*WORK TO COMPLETE*: Go through the records underneath and count the lines that include the string "javaee". Give nothing but the number.

_____

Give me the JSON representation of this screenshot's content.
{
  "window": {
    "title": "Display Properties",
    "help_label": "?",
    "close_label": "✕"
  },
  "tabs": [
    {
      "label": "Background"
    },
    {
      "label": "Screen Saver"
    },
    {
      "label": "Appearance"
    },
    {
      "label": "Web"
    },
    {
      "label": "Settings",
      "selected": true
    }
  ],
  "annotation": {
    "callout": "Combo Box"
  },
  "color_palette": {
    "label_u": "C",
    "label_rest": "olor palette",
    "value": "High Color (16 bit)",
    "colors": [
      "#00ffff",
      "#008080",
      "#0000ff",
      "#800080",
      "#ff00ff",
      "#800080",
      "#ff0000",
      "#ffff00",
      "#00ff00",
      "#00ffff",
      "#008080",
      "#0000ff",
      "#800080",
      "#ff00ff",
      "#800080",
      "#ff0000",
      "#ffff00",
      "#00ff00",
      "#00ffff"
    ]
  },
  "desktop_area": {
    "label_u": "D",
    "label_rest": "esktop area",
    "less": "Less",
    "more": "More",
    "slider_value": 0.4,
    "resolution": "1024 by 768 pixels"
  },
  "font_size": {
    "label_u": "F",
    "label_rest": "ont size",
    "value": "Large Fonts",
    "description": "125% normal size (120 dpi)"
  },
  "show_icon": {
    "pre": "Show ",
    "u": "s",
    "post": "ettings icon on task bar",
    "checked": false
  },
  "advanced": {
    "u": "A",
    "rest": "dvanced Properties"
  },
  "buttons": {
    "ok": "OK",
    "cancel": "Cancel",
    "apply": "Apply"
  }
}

_____

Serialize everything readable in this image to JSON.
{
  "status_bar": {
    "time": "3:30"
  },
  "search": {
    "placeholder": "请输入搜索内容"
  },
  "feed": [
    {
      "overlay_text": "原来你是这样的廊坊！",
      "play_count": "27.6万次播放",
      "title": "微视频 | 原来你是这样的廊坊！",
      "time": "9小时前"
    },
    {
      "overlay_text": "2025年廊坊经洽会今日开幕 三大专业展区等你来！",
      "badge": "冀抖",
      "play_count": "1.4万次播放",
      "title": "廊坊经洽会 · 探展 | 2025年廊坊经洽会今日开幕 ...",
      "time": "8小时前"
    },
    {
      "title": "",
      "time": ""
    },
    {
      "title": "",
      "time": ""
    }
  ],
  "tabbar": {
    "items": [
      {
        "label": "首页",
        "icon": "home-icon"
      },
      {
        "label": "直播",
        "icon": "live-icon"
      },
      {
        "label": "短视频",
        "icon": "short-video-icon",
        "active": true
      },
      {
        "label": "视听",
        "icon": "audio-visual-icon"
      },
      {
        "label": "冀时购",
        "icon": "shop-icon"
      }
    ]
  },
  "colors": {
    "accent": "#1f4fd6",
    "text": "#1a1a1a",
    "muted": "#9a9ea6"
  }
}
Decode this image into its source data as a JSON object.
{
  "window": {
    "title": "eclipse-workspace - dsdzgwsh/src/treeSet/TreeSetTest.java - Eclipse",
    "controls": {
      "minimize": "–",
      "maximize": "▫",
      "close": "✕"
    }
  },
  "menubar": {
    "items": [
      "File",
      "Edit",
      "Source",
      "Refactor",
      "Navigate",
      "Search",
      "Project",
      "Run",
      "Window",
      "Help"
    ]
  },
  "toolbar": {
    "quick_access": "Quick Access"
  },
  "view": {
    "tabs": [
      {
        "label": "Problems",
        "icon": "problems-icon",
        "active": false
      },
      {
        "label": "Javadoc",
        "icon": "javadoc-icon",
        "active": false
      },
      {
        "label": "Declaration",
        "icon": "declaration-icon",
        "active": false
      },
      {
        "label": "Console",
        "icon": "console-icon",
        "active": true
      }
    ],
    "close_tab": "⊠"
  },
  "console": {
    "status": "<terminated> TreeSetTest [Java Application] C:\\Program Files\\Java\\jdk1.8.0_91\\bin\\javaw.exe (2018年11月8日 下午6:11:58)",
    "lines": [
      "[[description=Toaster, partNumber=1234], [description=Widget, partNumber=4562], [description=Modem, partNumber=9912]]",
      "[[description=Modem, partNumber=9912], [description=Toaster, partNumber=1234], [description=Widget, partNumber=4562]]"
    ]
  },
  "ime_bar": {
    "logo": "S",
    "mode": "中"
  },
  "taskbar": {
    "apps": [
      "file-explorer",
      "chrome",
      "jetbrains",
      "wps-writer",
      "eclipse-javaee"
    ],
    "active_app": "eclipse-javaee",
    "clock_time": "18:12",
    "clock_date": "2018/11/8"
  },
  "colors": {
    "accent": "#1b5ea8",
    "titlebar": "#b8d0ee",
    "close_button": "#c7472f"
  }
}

_____

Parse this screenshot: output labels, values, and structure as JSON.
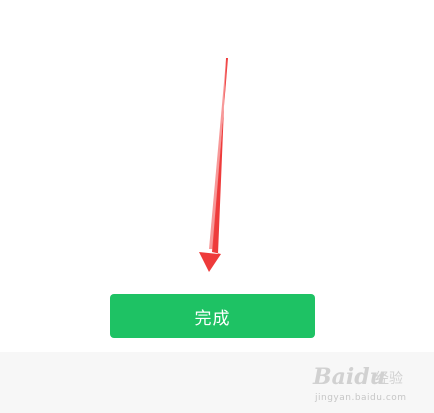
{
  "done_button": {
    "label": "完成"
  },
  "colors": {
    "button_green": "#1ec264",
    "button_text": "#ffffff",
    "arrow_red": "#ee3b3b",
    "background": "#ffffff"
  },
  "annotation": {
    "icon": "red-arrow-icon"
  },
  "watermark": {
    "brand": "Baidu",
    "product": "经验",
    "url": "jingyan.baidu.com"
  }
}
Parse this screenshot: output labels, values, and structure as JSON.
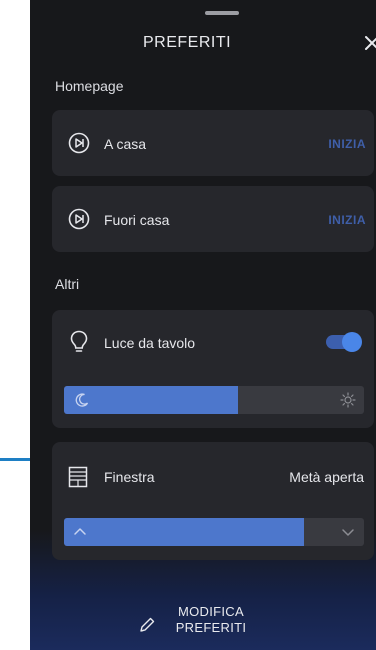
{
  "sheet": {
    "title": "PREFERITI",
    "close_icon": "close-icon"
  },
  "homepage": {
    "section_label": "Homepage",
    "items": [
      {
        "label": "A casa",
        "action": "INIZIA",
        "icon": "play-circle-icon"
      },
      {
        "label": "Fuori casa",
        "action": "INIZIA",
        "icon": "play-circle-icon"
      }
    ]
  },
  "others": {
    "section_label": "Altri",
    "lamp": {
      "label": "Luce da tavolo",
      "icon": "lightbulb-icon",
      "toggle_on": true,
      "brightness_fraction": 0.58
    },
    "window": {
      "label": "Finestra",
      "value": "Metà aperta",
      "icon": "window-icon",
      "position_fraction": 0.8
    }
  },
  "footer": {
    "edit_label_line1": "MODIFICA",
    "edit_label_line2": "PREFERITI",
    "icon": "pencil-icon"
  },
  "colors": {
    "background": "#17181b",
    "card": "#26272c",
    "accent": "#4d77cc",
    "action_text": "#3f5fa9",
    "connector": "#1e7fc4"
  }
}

_____

*THE SOLUTION*: 2